[Saved entries]
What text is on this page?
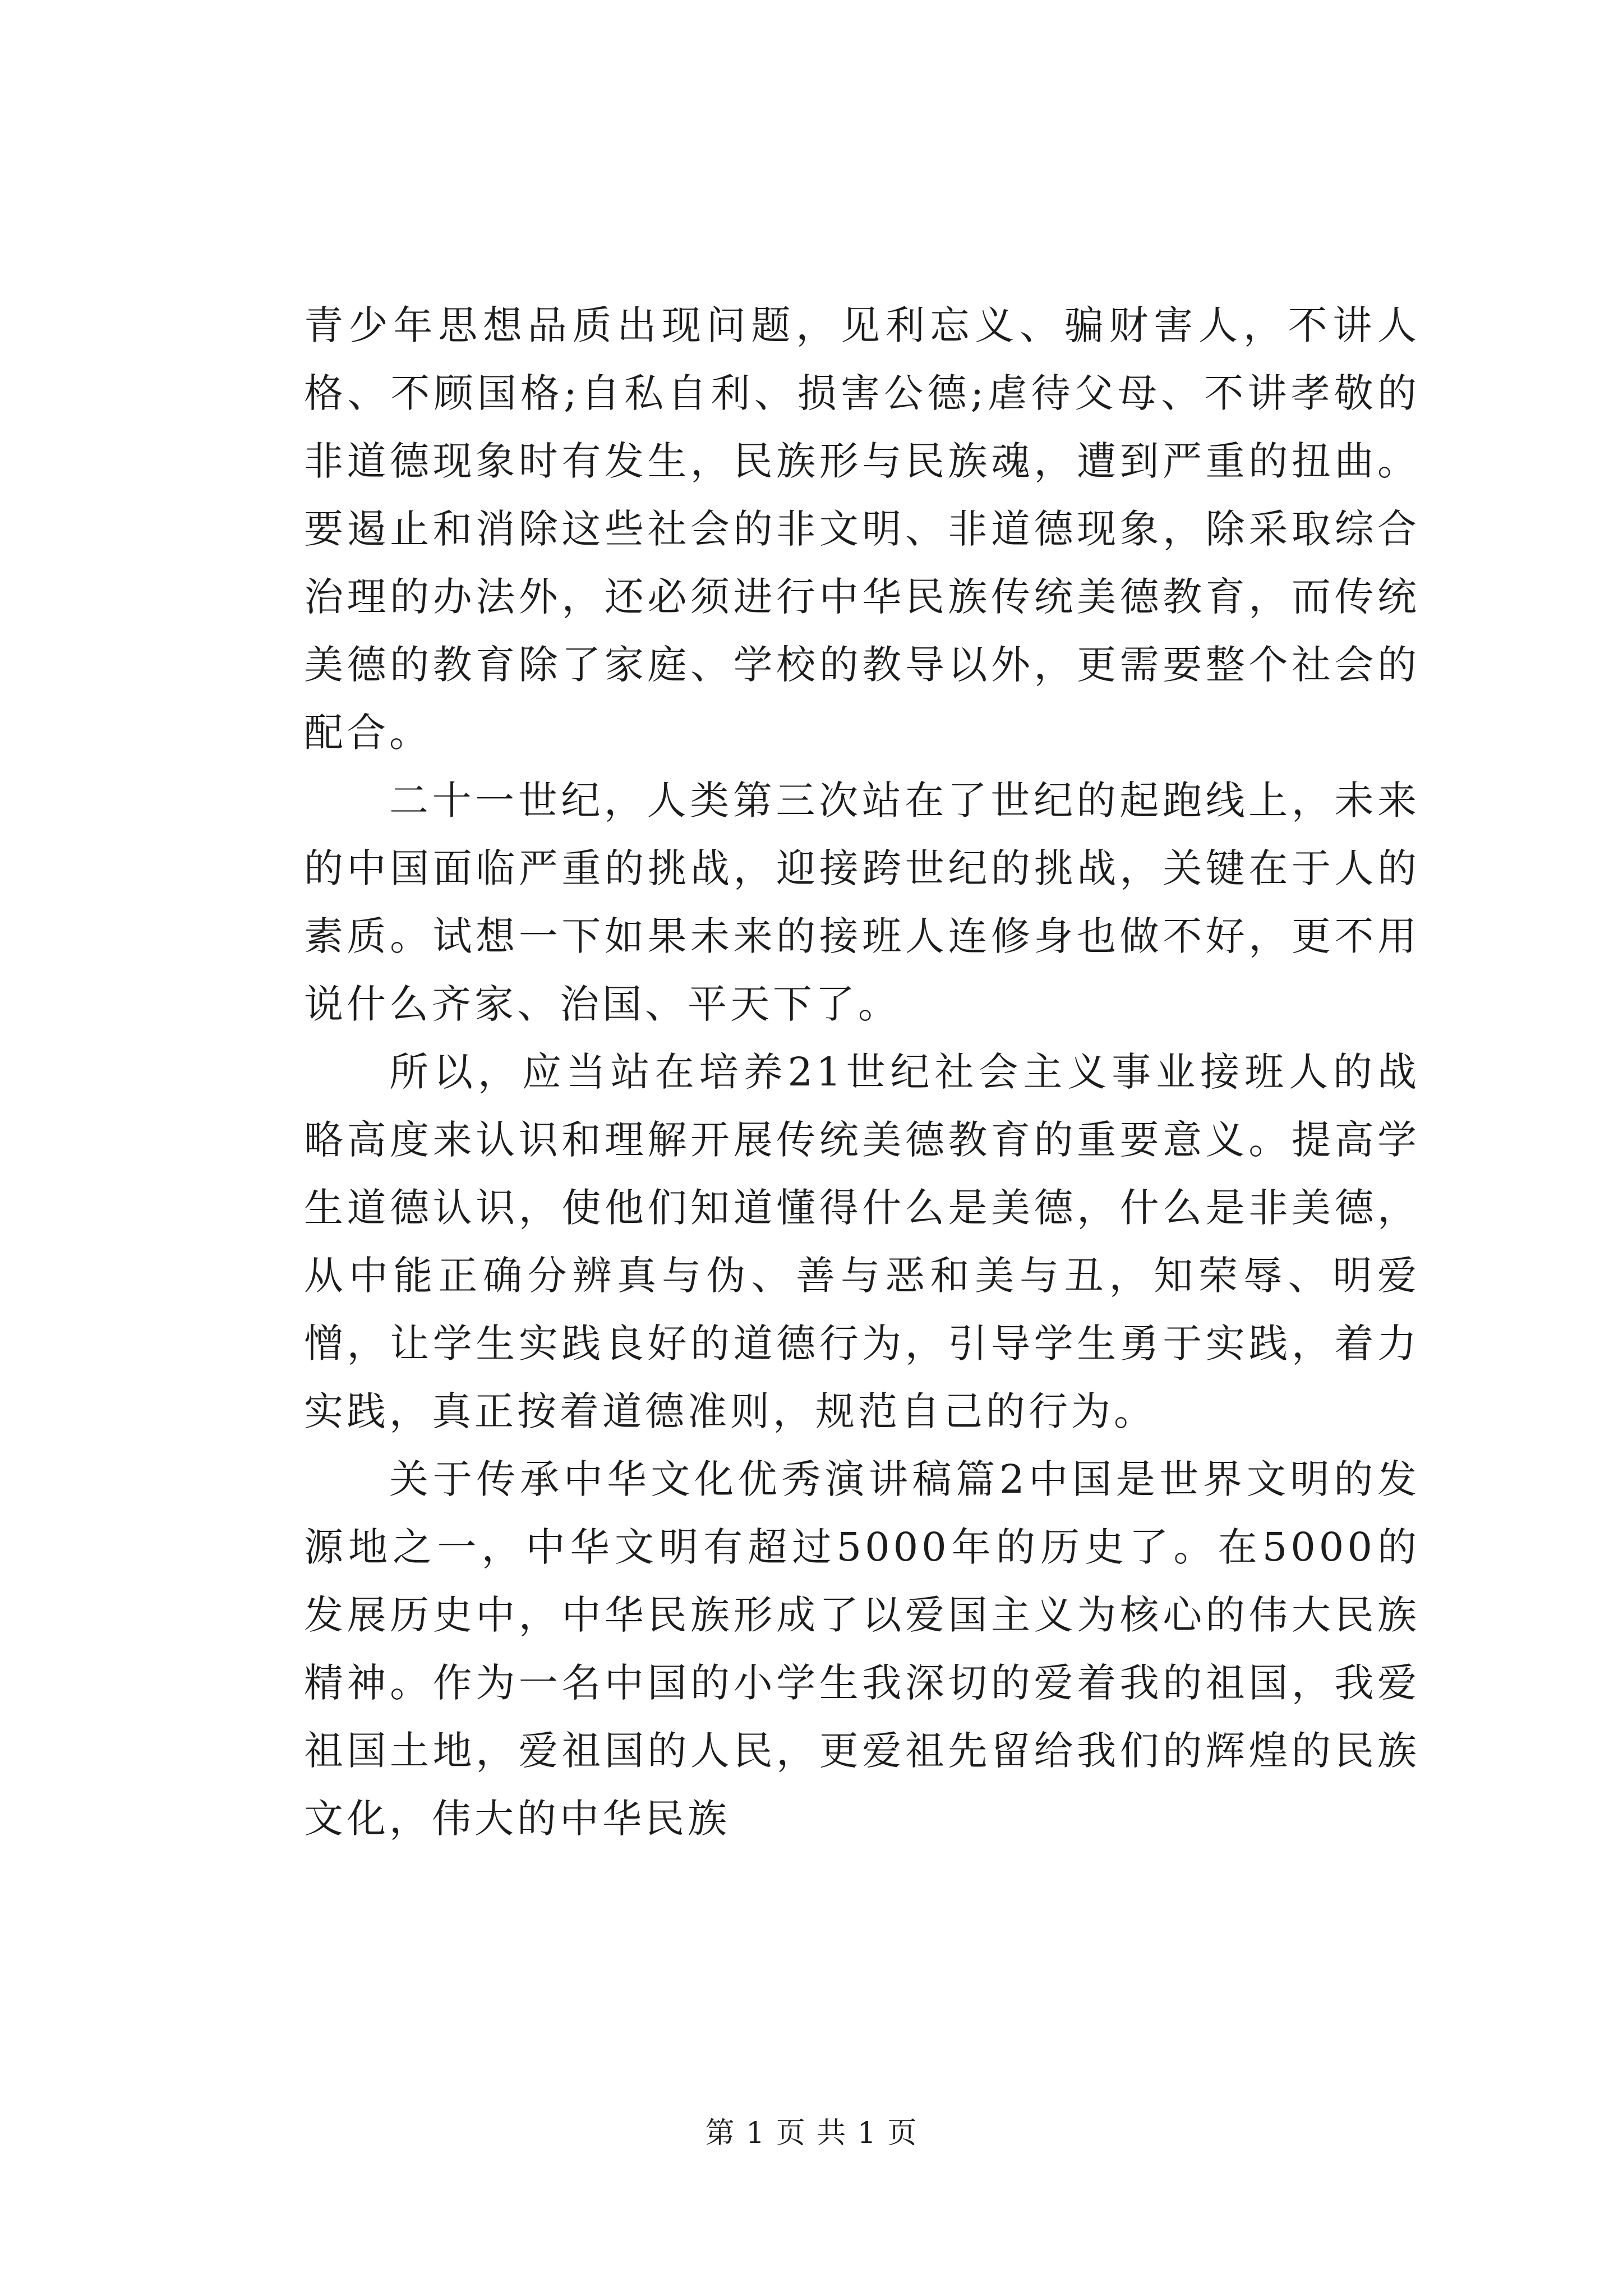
青少年思想品质出现问题，见利忘义、骗财害人，不讲人格、不顾国格;自私自利、损害公德;虐待父母、不讲孝敬的非道德现象时有发生，民族形与民族魂，遭到严重的扭曲。要遏止和消除这些社会的非文明、非道德现象，除采取综合治理的办法外，还必须进行中华民族传统美德教育，而传统美德的教育除了家庭、学校的教导以外，更需要整个社会的配合。

二十一世纪，人类第三次站在了世纪的起跑线上，未来的中国面临严重的挑战，迎接跨世纪的挑战，关键在于人的素质。试想一下如果未来的接班人连修身也做不好，更不用说什么齐家、治国、平天下了。

所以，应当站在培养21世纪社会主义事业接班人的战略高度来认识和理解开展传统美德教育的重要意义。提高学生道德认识，使他们知道懂得什么是美德，什么是非美德，从中能正确分辨真与伪、善与恶和美与丑，知荣辱、明爱憎，让学生实践良好的道德行为，引导学生勇于实践，着力实践，真正按着道德准则，规范自己的行为。

关于传承中华文化优秀演讲稿篇2中国是世界文明的发源地之一，中华文明有超过5000年的历史了。在5000的发展历史中，中华民族形成了以爱国主义为核心的伟大民族精神。作为一名中国的小学生我深切的爱着我的祖国，我爱祖国土地，爱祖国的人民，更爱祖先留给我们的辉煌的民族文化，伟大的中华民族

第 1 页 共 1 页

TASK PROMPT:
Give the material again exactly as it is, but keep the pictures out.

WRITTEN ANSWER:
What text is on this page?
青少年思想品质出现问题，见利忘义、骗财害人，不讲人格、不顾国格;自私自利、损害公德;虐待父母、不讲孝敬的非道德现象时有发生，民族形与民族魂，遭到严重的扭曲。要遏止和消除这些社会的非文明、非道德现象，除采取综合治理的办法外，还必须进行中华民族传统美德教育，而传统美德的教育除了家庭、学校的教导以外，更需要整个社会的配合。

二十一世纪，人类第三次站在了世纪的起跑线上，未来的中国面临严重的挑战，迎接跨世纪的挑战，关键在于人的素质。试想一下如果未来的接班人连修身也做不好，更不用说什么齐家、治国、平天下了。

所以，应当站在培养21世纪社会主义事业接班人的战略高度来认识和理解开展传统美德教育的重要意义。提高学生道德认识，使他们知道懂得什么是美德，什么是非美德，从中能正确分辨真与伪、善与恶和美与丑，知荣辱、明爱憎，让学生实践良好的道德行为，引导学生勇于实践，着力实践，真正按着道德准则，规范自己的行为。

关于传承中华文化优秀演讲稿篇2中国是世界文明的发源地之一，中华文明有超过5000年的历史了。在5000的发展历史中，中华民族形成了以爱国主义为核心的伟大民族精神。作为一名中国的小学生我深切的爱着我的祖国，我爱祖国土地，爱祖国的人民，更爱祖先留给我们的辉煌的民族文化，伟大的中华民族

第 1 页 共 1 页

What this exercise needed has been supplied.